• GOAL:
Filter the data below for the string "Karlskrona" and copy each matching line.

• INFORMATION SHOWN:
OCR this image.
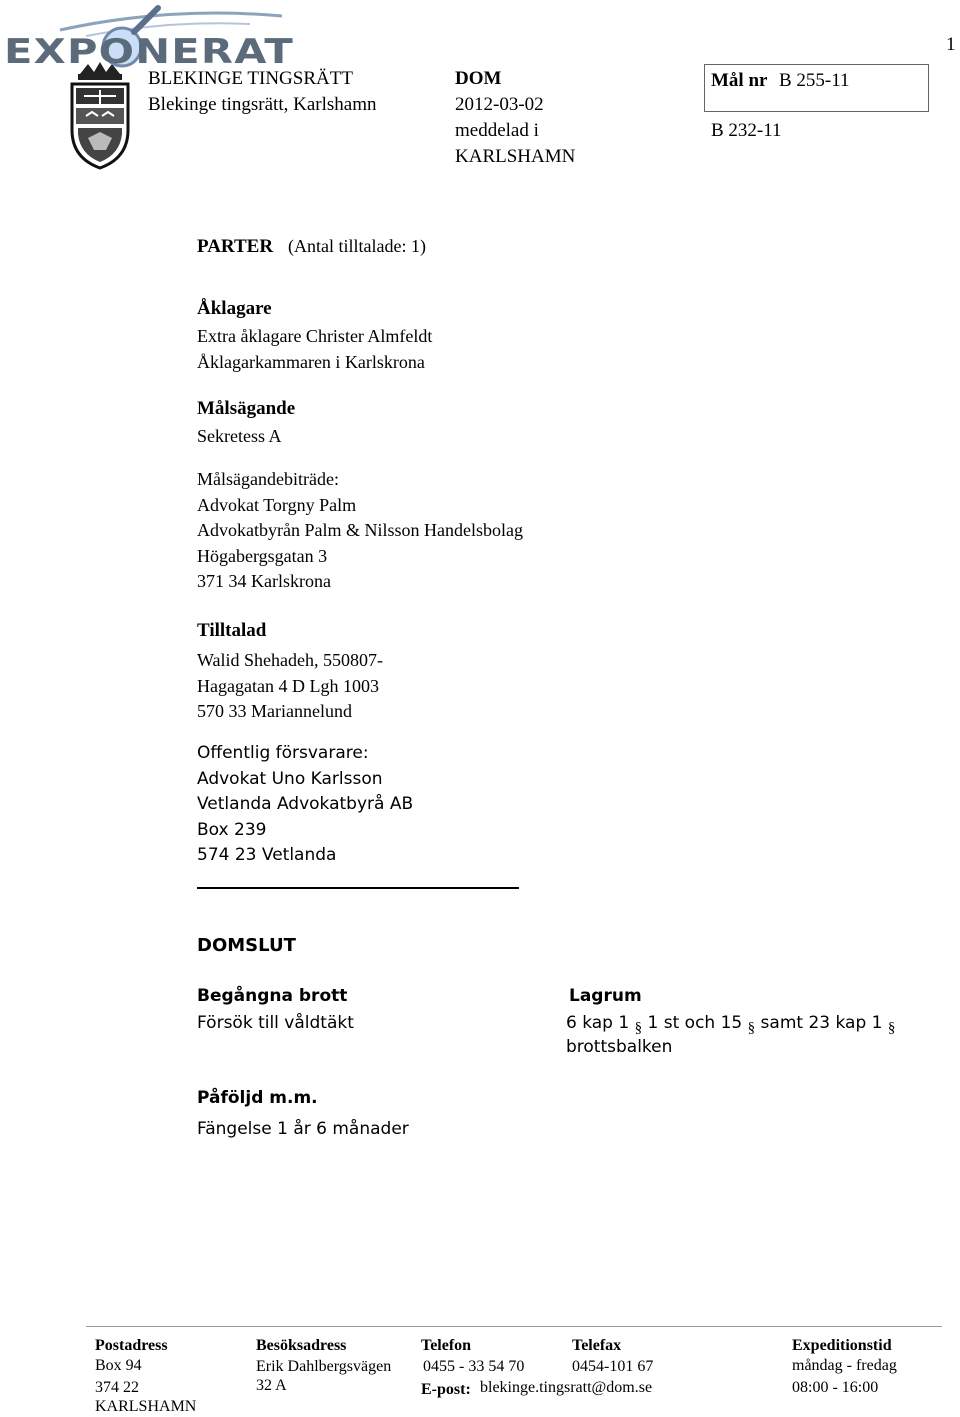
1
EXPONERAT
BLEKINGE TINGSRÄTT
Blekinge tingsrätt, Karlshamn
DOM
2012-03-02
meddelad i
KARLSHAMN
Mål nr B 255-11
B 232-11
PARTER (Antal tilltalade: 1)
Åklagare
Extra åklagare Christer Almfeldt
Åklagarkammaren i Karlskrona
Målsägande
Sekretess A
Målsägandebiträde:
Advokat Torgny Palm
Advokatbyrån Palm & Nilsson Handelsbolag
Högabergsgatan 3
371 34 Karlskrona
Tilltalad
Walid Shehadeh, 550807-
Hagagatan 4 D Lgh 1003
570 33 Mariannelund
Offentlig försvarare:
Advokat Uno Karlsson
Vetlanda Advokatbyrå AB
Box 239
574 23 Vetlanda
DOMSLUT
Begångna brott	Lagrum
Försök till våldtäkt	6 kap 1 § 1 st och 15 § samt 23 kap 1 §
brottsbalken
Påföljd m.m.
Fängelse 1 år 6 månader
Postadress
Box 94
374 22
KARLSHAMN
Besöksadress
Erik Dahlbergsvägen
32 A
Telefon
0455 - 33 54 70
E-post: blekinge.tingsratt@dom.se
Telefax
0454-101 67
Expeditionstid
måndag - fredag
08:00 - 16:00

• RESPONSE TO THE TASK:
Åklagarkammaren i Karlskrona
371 34 Karlskrona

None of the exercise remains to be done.